_Task details_
Repeat the records in full and exactly, omitting pictures.

BEGIN Information supplied

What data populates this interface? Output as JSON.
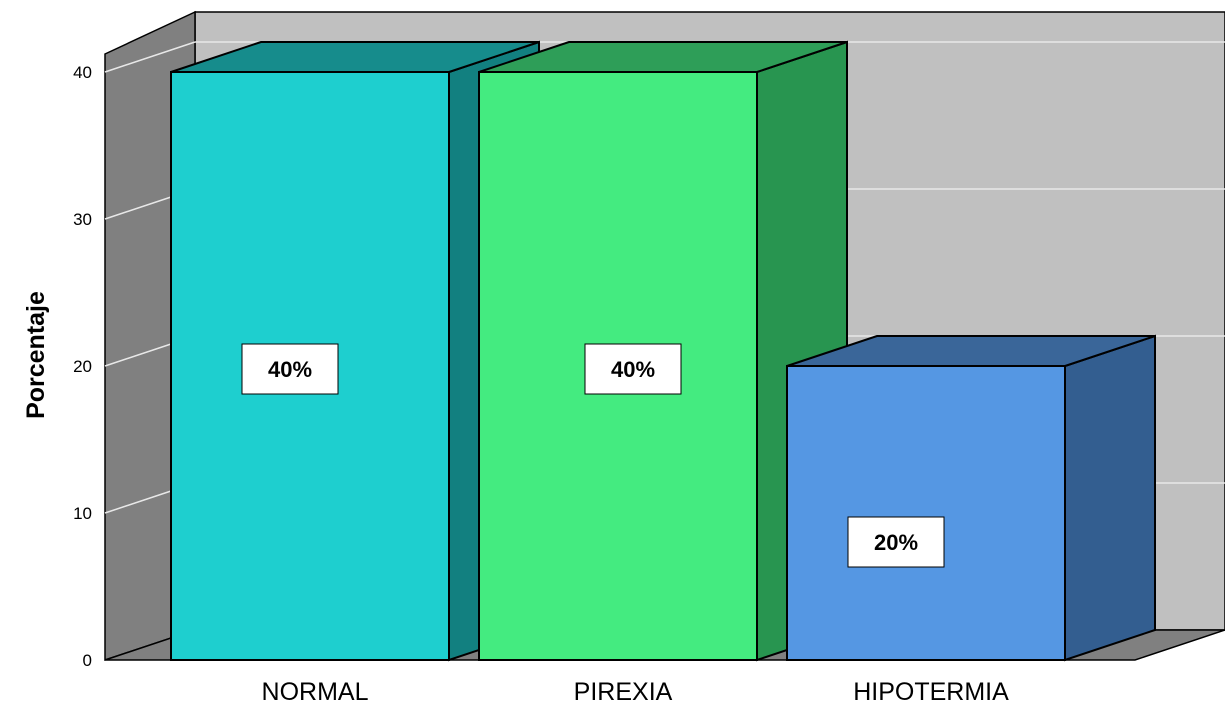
{
  "chart_data": {
    "type": "bar",
    "categories": [
      "NORMAL",
      "PIREXIA",
      "HIPOTERMIA"
    ],
    "values": [
      40,
      40,
      20
    ],
    "data_labels": [
      "40%",
      "40%",
      "20%"
    ],
    "ylabel": "Porcentaje",
    "xlabel": "",
    "ylim": [
      0,
      40
    ],
    "yticks": [
      0,
      10,
      20,
      30,
      40
    ],
    "grid": true,
    "three_d": true,
    "colors": {
      "bars": [
        {
          "front": "#1ecfcf",
          "side": "#128080",
          "top": "#168c8c"
        },
        {
          "front": "#44eb80",
          "side": "#289550",
          "top": "#2e9e58"
        },
        {
          "front": "#5597e3",
          "side": "#335e90",
          "top": "#3a6699"
        }
      ],
      "back_wall": "#c0c0c0",
      "side_wall": "#808080",
      "floor": "#808080",
      "gridline": "#e8e8e8",
      "outline": "#000000"
    }
  }
}
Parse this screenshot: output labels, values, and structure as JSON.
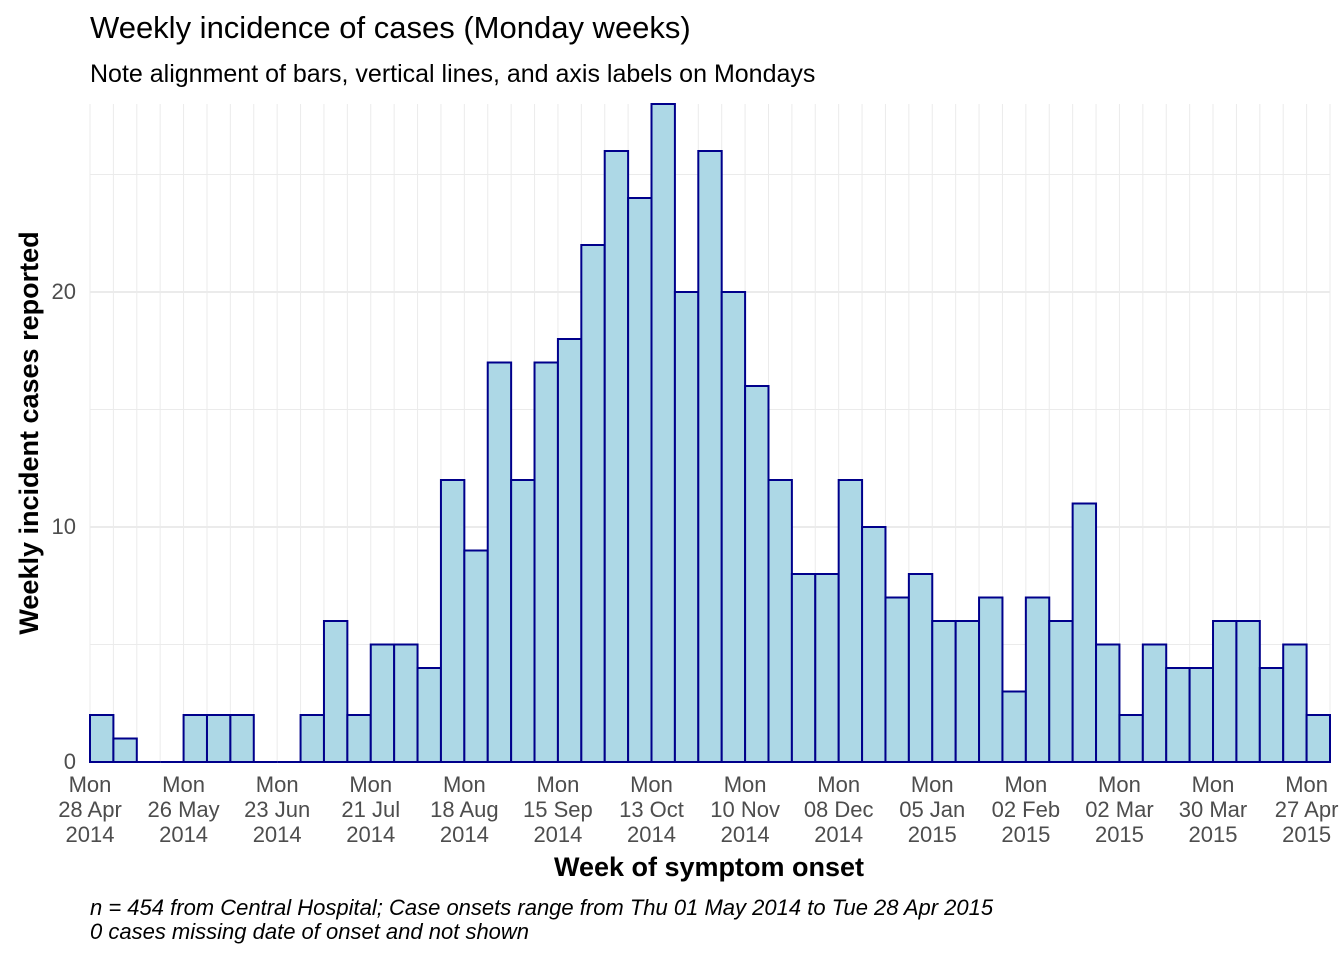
{
  "chart_data": {
    "type": "bar",
    "title": "Weekly incidence of cases (Monday weeks)",
    "subtitle": "Note alignment of bars, vertical lines, and axis labels on Mondays",
    "xlabel": "Week of symptom onset",
    "ylabel": "Weekly incident cases reported",
    "caption_lines": [
      "n = 454 from Central Hospital; Case onsets range from Thu 01 May 2014 to Tue 28 Apr 2015",
      "0 cases missing date of onset and not shown"
    ],
    "x_start": "2014-04-28",
    "week_days": 7,
    "values": [
      2,
      1,
      0,
      0,
      2,
      2,
      2,
      0,
      0,
      2,
      6,
      2,
      5,
      5,
      4,
      12,
      9,
      17,
      12,
      17,
      18,
      22,
      26,
      24,
      28,
      20,
      26,
      20,
      16,
      12,
      8,
      8,
      12,
      10,
      7,
      8,
      6,
      6,
      7,
      3,
      7,
      6,
      11,
      5,
      2,
      5,
      4,
      4,
      6,
      6,
      4,
      5,
      2
    ],
    "ylim": [
      0,
      28
    ],
    "yticks": [
      0,
      10,
      20
    ],
    "xticks": [
      {
        "date": "2014-04-28",
        "label": [
          "Mon",
          "28 Apr",
          "2014"
        ]
      },
      {
        "date": "2014-05-26",
        "label": [
          "Mon",
          "26 May",
          "2014"
        ]
      },
      {
        "date": "2014-06-23",
        "label": [
          "Mon",
          "23 Jun",
          "2014"
        ]
      },
      {
        "date": "2014-07-21",
        "label": [
          "Mon",
          "21 Jul",
          "2014"
        ]
      },
      {
        "date": "2014-08-18",
        "label": [
          "Mon",
          "18 Aug",
          "2014"
        ]
      },
      {
        "date": "2014-09-15",
        "label": [
          "Mon",
          "15 Sep",
          "2014"
        ]
      },
      {
        "date": "2014-10-13",
        "label": [
          "Mon",
          "13 Oct",
          "2014"
        ]
      },
      {
        "date": "2014-11-10",
        "label": [
          "Mon",
          "10 Nov",
          "2014"
        ]
      },
      {
        "date": "2014-12-08",
        "label": [
          "Mon",
          "08 Dec",
          "2014"
        ]
      },
      {
        "date": "2015-01-05",
        "label": [
          "Mon",
          "05 Jan",
          "2015"
        ]
      },
      {
        "date": "2015-02-02",
        "label": [
          "Mon",
          "02 Feb",
          "2015"
        ]
      },
      {
        "date": "2015-03-02",
        "label": [
          "Mon",
          "02 Mar",
          "2015"
        ]
      },
      {
        "date": "2015-03-30",
        "label": [
          "Mon",
          "30 Mar",
          "2015"
        ]
      },
      {
        "date": "2015-04-27",
        "label": [
          "Mon",
          "27 Apr",
          "2015"
        ]
      }
    ],
    "bar_fill": "#add8e6",
    "bar_stroke": "#00008b",
    "grid": true,
    "grid_color": "#ebebeb",
    "legend": "none"
  }
}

END Information supplied

_Written reply_
What data populates this interface? Output as JSON.
{
  "chart_data": {
    "type": "bar",
    "categories": [
      "NORMAL",
      "PIREXIA",
      "HIPOTERMIA"
    ],
    "values": [
      40,
      40,
      20
    ],
    "data_labels": [
      "40%",
      "40%",
      "20%"
    ],
    "ylabel": "Porcentaje",
    "xlabel": "",
    "ylim": [
      0,
      40
    ],
    "yticks": [
      0,
      10,
      20,
      30,
      40
    ],
    "grid": true,
    "three_d": true,
    "colors": {
      "bars": [
        {
          "front": "#1ecfcf",
          "side": "#128080",
          "top": "#168c8c"
        },
        {
          "front": "#44eb80",
          "side": "#289550",
          "top": "#2e9e58"
        },
        {
          "front": "#5597e3",
          "side": "#335e90",
          "top": "#3a6699"
        }
      ],
      "back_wall": "#c0c0c0",
      "side_wall": "#808080",
      "floor": "#808080",
      "gridline": "#e8e8e8",
      "outline": "#000000"
    }
  }
}
Parse this screenshot: output labels, values, and structure as JSON.
{
  "chart_data": {
    "type": "bar",
    "title": "Weekly incidence of cases (Monday weeks)",
    "subtitle": "Note alignment of bars, vertical lines, and axis labels on Mondays",
    "xlabel": "Week of symptom onset",
    "ylabel": "Weekly incident cases reported",
    "caption_lines": [
      "n = 454 from Central Hospital; Case onsets range from Thu 01 May 2014 to Tue 28 Apr 2015",
      "0 cases missing date of onset and not shown"
    ],
    "x_start": "2014-04-28",
    "week_days": 7,
    "values": [
      2,
      1,
      0,
      0,
      2,
      2,
      2,
      0,
      0,
      2,
      6,
      2,
      5,
      5,
      4,
      12,
      9,
      17,
      12,
      17,
      18,
      22,
      26,
      24,
      28,
      20,
      26,
      20,
      16,
      12,
      8,
      8,
      12,
      10,
      7,
      8,
      6,
      6,
      7,
      3,
      7,
      6,
      11,
      5,
      2,
      5,
      4,
      4,
      6,
      6,
      4,
      5,
      2
    ],
    "ylim": [
      0,
      28
    ],
    "yticks": [
      0,
      10,
      20
    ],
    "xticks": [
      {
        "date": "2014-04-28",
        "label": [
          "Mon",
          "28 Apr",
          "2014"
        ]
      },
      {
        "date": "2014-05-26",
        "label": [
          "Mon",
          "26 May",
          "2014"
        ]
      },
      {
        "date": "2014-06-23",
        "label": [
          "Mon",
          "23 Jun",
          "2014"
        ]
      },
      {
        "date": "2014-07-21",
        "label": [
          "Mon",
          "21 Jul",
          "2014"
        ]
      },
      {
        "date": "2014-08-18",
        "label": [
          "Mon",
          "18 Aug",
          "2014"
        ]
      },
      {
        "date": "2014-09-15",
        "label": [
          "Mon",
          "15 Sep",
          "2014"
        ]
      },
      {
        "date": "2014-10-13",
        "label": [
          "Mon",
          "13 Oct",
          "2014"
        ]
      },
      {
        "date": "2014-11-10",
        "label": [
          "Mon",
          "10 Nov",
          "2014"
        ]
      },
      {
        "date": "2014-12-08",
        "label": [
          "Mon",
          "08 Dec",
          "2014"
        ]
      },
      {
        "date": "2015-01-05",
        "label": [
          "Mon",
          "05 Jan",
          "2015"
        ]
      },
      {
        "date": "2015-02-02",
        "label": [
          "Mon",
          "02 Feb",
          "2015"
        ]
      },
      {
        "date": "2015-03-02",
        "label": [
          "Mon",
          "02 Mar",
          "2015"
        ]
      },
      {
        "date": "2015-03-30",
        "label": [
          "Mon",
          "30 Mar",
          "2015"
        ]
      },
      {
        "date": "2015-04-27",
        "label": [
          "Mon",
          "27 Apr",
          "2015"
        ]
      }
    ],
    "bar_fill": "#add8e6",
    "bar_stroke": "#00008b",
    "grid": true,
    "grid_color": "#ebebeb",
    "legend": "none"
  }
}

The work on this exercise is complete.